EXERCISE DIRECTIONS
Gather from the listing below each line that includes the word "equation", and copy it.

RECORDS FOR PROCESSING
[Begin]
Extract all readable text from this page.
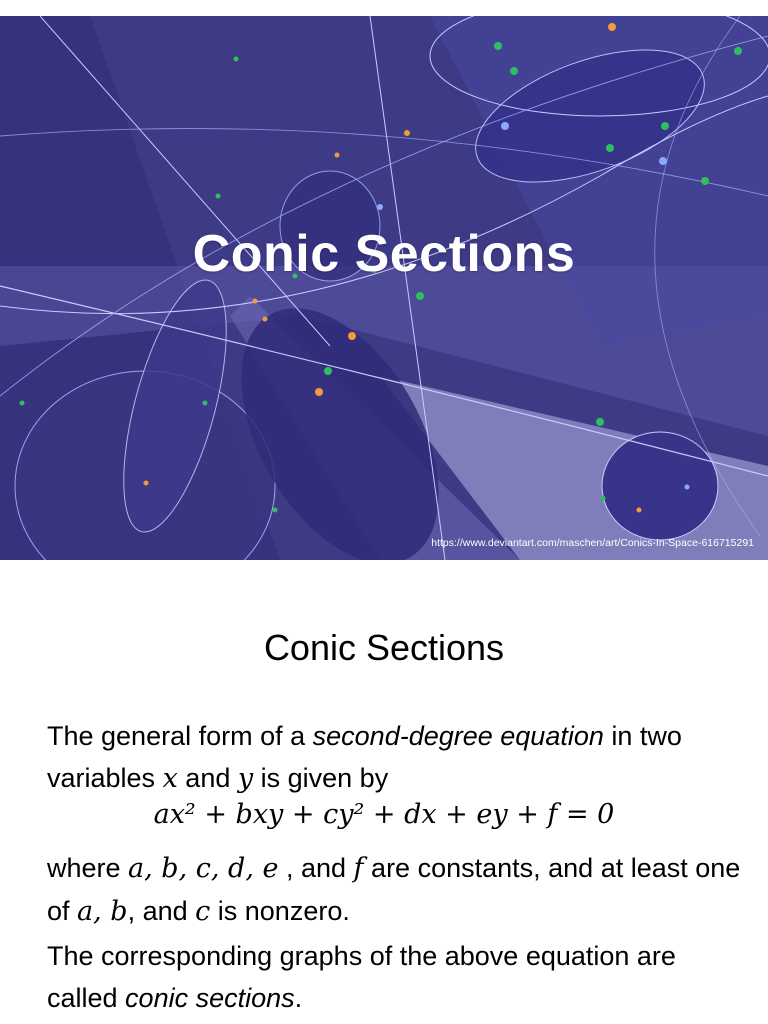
Conic Sections
https://www.deviantart.com/maschen/art/Conics-In-Space-616715291
Conic Sections
The general form of a second-degree equation in two variables x and y is given by
ax² + bxy + cy² + dx + ey + f = 0
where a, b, c, d, e , and f are constants, and at least one of a, b, and c is nonzero.
The corresponding graphs of the above equation are called conic sections.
[End]
RIGHT ANSWER
The general form of a second-degree equation in two variables x and y is given by
The corresponding graphs of the above equation are called conic sections.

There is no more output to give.